Exercise instructions: List each line of the data that holds the string "image", please.

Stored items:
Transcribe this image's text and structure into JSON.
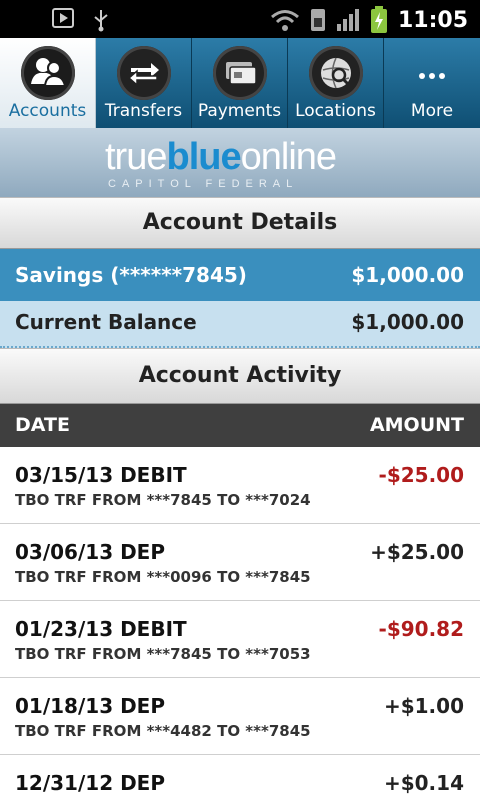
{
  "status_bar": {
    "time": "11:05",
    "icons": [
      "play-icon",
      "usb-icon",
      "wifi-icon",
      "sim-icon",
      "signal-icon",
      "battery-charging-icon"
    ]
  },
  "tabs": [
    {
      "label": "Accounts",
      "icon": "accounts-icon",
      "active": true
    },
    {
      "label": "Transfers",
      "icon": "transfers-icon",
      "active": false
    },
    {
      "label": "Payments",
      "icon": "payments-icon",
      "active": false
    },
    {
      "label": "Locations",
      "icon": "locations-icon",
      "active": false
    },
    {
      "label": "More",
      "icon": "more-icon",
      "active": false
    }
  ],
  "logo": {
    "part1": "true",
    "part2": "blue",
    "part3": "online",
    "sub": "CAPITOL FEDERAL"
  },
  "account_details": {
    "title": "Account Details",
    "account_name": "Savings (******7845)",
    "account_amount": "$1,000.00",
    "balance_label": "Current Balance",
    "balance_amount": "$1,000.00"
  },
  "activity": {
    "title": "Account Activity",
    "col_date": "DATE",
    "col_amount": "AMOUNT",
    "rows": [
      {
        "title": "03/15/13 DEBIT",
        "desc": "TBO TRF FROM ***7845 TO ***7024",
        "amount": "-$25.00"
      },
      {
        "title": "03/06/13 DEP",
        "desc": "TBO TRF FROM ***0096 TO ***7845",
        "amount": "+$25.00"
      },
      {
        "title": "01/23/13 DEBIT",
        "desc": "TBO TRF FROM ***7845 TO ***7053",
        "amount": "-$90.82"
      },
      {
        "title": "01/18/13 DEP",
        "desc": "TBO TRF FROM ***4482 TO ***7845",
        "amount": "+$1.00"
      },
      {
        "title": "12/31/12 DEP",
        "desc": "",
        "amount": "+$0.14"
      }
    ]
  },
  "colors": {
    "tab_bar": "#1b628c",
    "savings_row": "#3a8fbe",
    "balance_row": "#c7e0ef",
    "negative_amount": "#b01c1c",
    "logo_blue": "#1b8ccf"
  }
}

==

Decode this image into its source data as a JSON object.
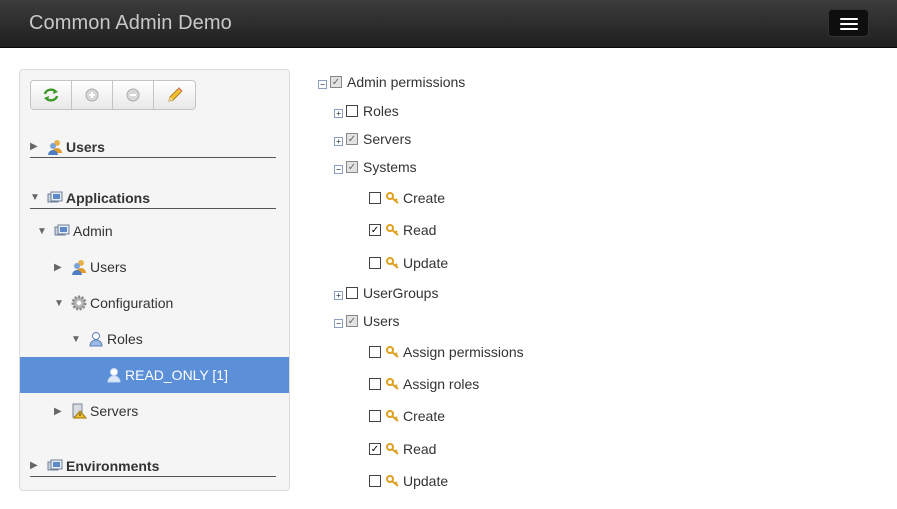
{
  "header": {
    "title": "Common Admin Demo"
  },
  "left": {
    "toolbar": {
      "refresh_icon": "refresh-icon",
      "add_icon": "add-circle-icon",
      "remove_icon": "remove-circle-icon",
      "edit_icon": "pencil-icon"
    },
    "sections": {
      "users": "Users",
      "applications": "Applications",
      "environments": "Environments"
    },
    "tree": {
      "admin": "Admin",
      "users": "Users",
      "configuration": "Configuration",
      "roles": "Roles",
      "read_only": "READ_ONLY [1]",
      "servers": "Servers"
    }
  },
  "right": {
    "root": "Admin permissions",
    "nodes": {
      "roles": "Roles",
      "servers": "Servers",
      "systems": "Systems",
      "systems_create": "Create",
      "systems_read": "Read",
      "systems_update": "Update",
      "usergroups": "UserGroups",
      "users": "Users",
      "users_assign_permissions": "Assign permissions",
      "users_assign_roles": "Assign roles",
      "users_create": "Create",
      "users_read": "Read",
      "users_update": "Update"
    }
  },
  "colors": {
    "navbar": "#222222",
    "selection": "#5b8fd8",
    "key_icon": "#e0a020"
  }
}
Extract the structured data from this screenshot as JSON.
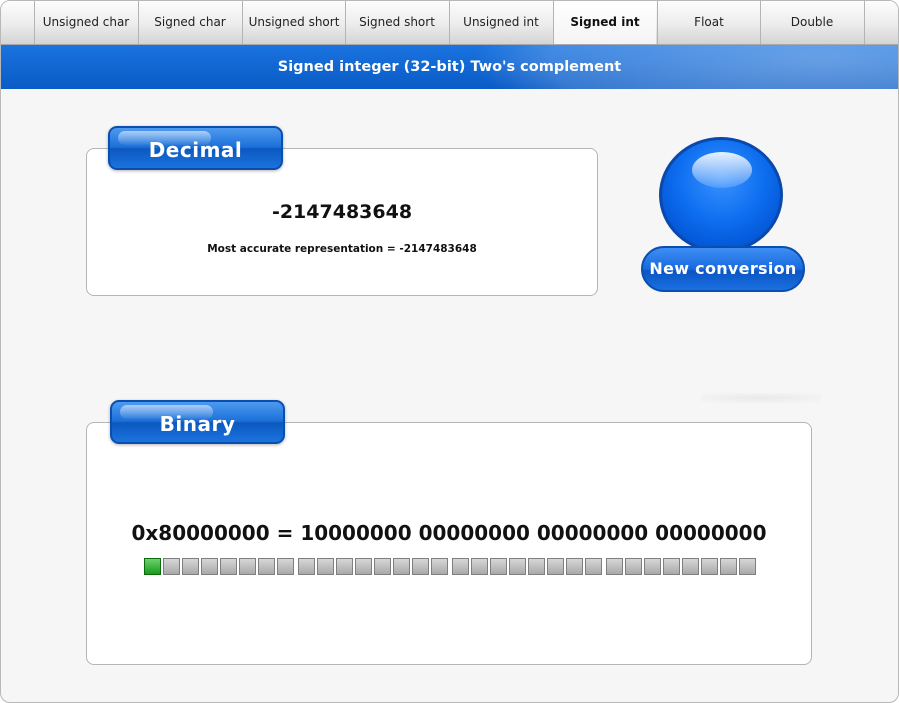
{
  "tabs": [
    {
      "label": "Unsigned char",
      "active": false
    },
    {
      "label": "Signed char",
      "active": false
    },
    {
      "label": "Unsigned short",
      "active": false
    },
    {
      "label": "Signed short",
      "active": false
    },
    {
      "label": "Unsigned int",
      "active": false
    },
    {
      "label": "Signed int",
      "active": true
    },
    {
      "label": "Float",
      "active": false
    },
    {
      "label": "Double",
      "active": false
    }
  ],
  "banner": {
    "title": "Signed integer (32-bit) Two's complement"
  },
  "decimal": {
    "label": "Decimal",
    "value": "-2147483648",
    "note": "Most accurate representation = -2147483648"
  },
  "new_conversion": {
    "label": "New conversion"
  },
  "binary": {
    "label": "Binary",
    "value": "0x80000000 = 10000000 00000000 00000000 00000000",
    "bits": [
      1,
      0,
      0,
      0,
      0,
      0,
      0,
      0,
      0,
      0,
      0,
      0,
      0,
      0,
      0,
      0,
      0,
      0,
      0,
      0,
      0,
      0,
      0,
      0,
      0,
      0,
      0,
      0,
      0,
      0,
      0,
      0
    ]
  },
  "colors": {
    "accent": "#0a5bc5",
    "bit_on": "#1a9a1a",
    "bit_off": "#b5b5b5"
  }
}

Written solution:
Transcribe this image's text and structure into JSON.
Decode this image into its source data as a JSON object.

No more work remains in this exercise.